▶ _Exercise brief_: Transcribe the material below exactly as it appears.

Records from a collection of figures
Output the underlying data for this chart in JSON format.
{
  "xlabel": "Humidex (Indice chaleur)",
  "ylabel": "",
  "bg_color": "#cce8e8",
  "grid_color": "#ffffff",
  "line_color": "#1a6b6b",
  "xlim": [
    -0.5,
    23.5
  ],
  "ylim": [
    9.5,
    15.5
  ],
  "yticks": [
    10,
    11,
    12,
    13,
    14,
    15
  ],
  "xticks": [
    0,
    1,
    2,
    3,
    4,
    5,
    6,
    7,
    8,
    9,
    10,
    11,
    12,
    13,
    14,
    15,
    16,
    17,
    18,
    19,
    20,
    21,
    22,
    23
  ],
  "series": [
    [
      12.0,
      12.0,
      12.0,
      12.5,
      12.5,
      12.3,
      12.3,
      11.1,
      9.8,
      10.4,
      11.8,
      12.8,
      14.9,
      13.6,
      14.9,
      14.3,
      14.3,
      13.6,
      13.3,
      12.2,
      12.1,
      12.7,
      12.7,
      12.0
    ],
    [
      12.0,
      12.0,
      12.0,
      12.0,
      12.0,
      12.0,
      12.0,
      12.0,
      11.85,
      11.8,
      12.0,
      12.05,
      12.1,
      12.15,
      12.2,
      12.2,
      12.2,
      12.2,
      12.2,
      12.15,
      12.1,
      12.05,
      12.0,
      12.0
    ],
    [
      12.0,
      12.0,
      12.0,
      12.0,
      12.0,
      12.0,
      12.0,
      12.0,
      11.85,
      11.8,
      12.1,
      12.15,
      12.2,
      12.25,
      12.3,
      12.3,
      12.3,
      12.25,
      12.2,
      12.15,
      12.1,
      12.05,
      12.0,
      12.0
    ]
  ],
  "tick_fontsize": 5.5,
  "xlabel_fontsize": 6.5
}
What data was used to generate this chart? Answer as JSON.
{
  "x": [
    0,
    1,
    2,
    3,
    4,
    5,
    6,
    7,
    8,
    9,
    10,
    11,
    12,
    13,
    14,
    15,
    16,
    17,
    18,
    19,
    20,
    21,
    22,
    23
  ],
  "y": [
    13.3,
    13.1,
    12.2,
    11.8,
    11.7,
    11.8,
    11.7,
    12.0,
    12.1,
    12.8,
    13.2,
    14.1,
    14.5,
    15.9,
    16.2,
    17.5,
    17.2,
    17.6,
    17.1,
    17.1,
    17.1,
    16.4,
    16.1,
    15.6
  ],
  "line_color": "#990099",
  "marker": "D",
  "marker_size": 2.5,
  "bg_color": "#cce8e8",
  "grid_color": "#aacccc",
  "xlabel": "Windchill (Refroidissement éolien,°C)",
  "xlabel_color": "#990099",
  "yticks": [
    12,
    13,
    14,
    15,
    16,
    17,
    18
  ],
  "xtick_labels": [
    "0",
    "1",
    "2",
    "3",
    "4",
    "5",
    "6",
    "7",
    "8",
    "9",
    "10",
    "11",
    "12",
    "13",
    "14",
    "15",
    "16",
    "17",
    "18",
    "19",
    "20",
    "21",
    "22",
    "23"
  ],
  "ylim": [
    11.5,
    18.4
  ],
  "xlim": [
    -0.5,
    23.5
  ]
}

▶ _Answer to this exercise_:
Output the underlying data for this chart in JSON format.
{
  "xlabel": "Humidex (Indice chaleur)",
  "ylabel": "",
  "bg_color": "#cce8e8",
  "grid_color": "#ffffff",
  "line_color": "#1a6b6b",
  "xlim": [
    -0.5,
    23.5
  ],
  "ylim": [
    9.5,
    15.5
  ],
  "yticks": [
    10,
    11,
    12,
    13,
    14,
    15
  ],
  "xticks": [
    0,
    1,
    2,
    3,
    4,
    5,
    6,
    7,
    8,
    9,
    10,
    11,
    12,
    13,
    14,
    15,
    16,
    17,
    18,
    19,
    20,
    21,
    22,
    23
  ],
  "series": [
    [
      12.0,
      12.0,
      12.0,
      12.5,
      12.5,
      12.3,
      12.3,
      11.1,
      9.8,
      10.4,
      11.8,
      12.8,
      14.9,
      13.6,
      14.9,
      14.3,
      14.3,
      13.6,
      13.3,
      12.2,
      12.1,
      12.7,
      12.7,
      12.0
    ],
    [
      12.0,
      12.0,
      12.0,
      12.0,
      12.0,
      12.0,
      12.0,
      12.0,
      11.85,
      11.8,
      12.0,
      12.05,
      12.1,
      12.15,
      12.2,
      12.2,
      12.2,
      12.2,
      12.2,
      12.15,
      12.1,
      12.05,
      12.0,
      12.0
    ],
    [
      12.0,
      12.0,
      12.0,
      12.0,
      12.0,
      12.0,
      12.0,
      12.0,
      11.85,
      11.8,
      12.1,
      12.15,
      12.2,
      12.25,
      12.3,
      12.3,
      12.3,
      12.25,
      12.2,
      12.15,
      12.1,
      12.05,
      12.0,
      12.0
    ]
  ],
  "tick_fontsize": 5.5,
  "xlabel_fontsize": 6.5
}
What data was used to generate this chart? Answer as JSON.
{
  "x": [
    0,
    1,
    2,
    3,
    4,
    5,
    6,
    7,
    8,
    9,
    10,
    11,
    12,
    13,
    14,
    15,
    16,
    17,
    18,
    19,
    20,
    21,
    22,
    23
  ],
  "y": [
    13.3,
    13.1,
    12.2,
    11.8,
    11.7,
    11.8,
    11.7,
    12.0,
    12.1,
    12.8,
    13.2,
    14.1,
    14.5,
    15.9,
    16.2,
    17.5,
    17.2,
    17.6,
    17.1,
    17.1,
    17.1,
    16.4,
    16.1,
    15.6
  ],
  "line_color": "#990099",
  "marker": "D",
  "marker_size": 2.5,
  "bg_color": "#cce8e8",
  "grid_color": "#aacccc",
  "xlabel": "Windchill (Refroidissement éolien,°C)",
  "xlabel_color": "#990099",
  "yticks": [
    12,
    13,
    14,
    15,
    16,
    17,
    18
  ],
  "xtick_labels": [
    "0",
    "1",
    "2",
    "3",
    "4",
    "5",
    "6",
    "7",
    "8",
    "9",
    "10",
    "11",
    "12",
    "13",
    "14",
    "15",
    "16",
    "17",
    "18",
    "19",
    "20",
    "21",
    "22",
    "23"
  ],
  "ylim": [
    11.5,
    18.4
  ],
  "xlim": [
    -0.5,
    23.5
  ]
}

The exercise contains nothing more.